__Task description__
Select, from the data, each line where "методы" occurs.

__Materials provided__

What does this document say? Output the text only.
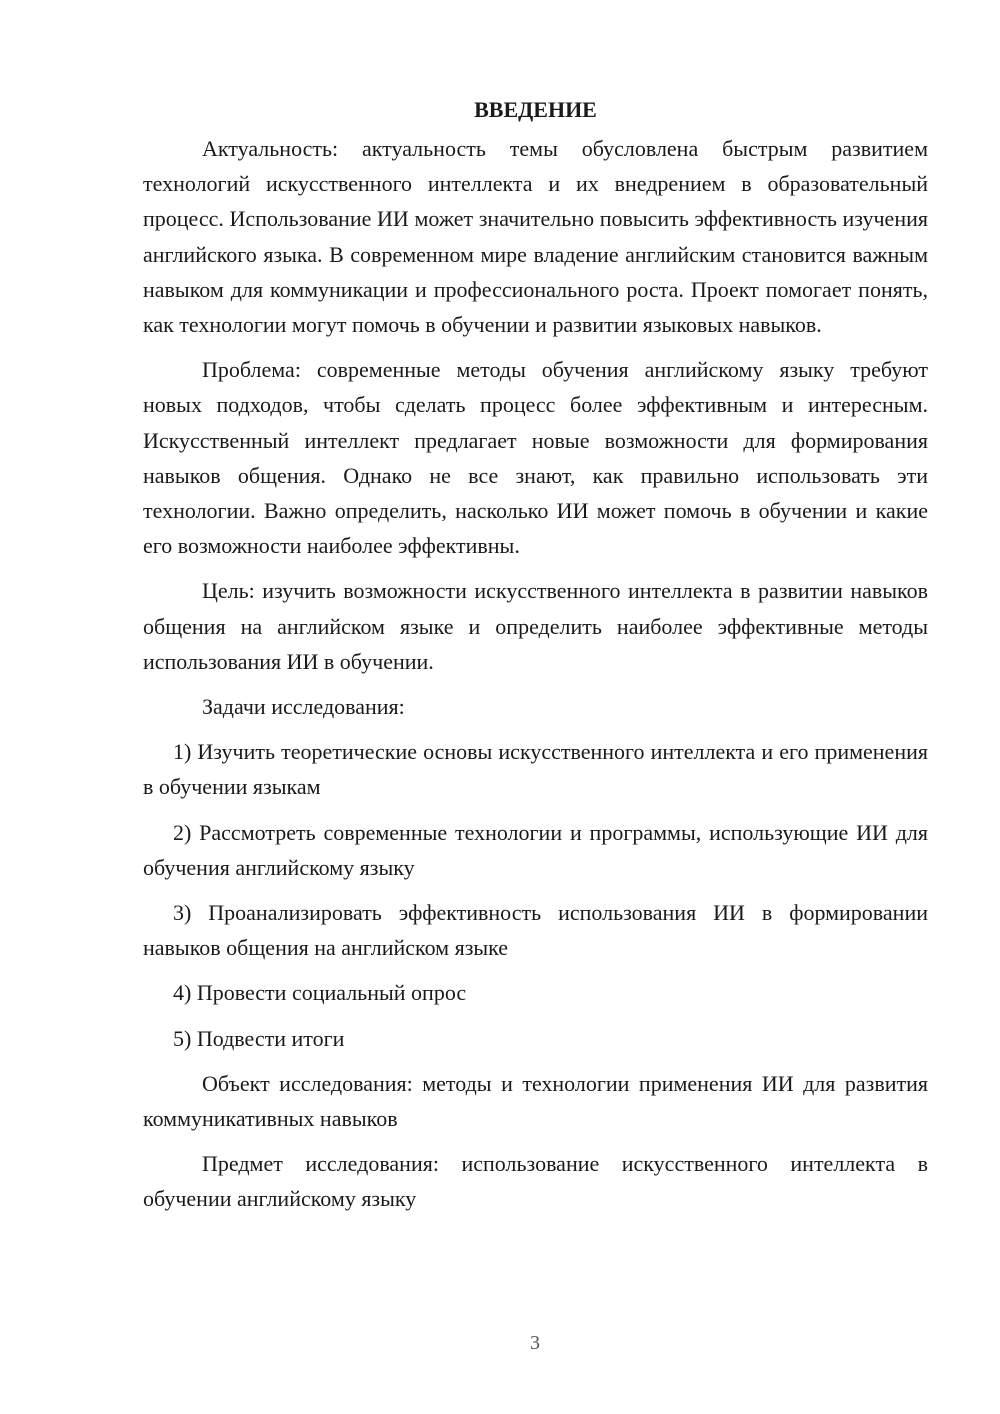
ВВЕДЕНИЕ

Актуальность: актуальность темы обусловлена быстрым развитием технологий искусственного интеллекта и их внедрением в образовательный процесс. Использование ИИ может значительно повысить эффективность изучения английского языка. В современном мире владение английским становится важным навыком для коммуникации и профессионального роста. Проект помогает понять, как технологии могут помочь в обучении и развитии языковых навыков.

Проблема: современные методы обучения английскому языку требуют новых подходов, чтобы сделать процесс более эффективным и интересным. Искусственный интеллект предлагает новые возможности для формирования навыков общения. Однако не все знают, как правильно использовать эти технологии. Важно определить, насколько ИИ может помочь в обучении и какие его возможности наиболее эффективны.

Цель: изучить возможности искусственного интеллекта в развитии навыков общения на английском языке и определить наиболее эффективные методы использования ИИ в обучении.

Задачи исследования:

1) Изучить теоретические основы искусственного интеллекта и его применения в обучении языкам

2) Рассмотреть современные технологии и программы, использующие ИИ для обучения английскому языку

3) Проанализировать эффективность использования ИИ в формировании навыков общения на английском языке

4) Провести социальный опрос

5) Подвести итоги

Объект исследования: методы и технологии применения ИИ для развития коммуникативных навыков

Предмет исследования: использование искусственного интеллекта в обучении английскому языку

3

__Result for this exercise__
Проблема: современные методы обучения английскому языку требуют новых подходов, чтобы сделать процесс более эффективным и интересным. Искусственный интеллект предлагает новые возможности для формирования навыков общения. Однако не все знают, как правильно использовать эти технологии. Важно определить, насколько ИИ может помочь в обучении и какие его возможности наиболее эффективны.
Цель: изучить возможности искусственного интеллекта в развитии навыков общения на английском языке и определить наиболее эффективные методы использования ИИ в обучении.
Объект исследования: методы и технологии применения ИИ для развития коммуникативных навыков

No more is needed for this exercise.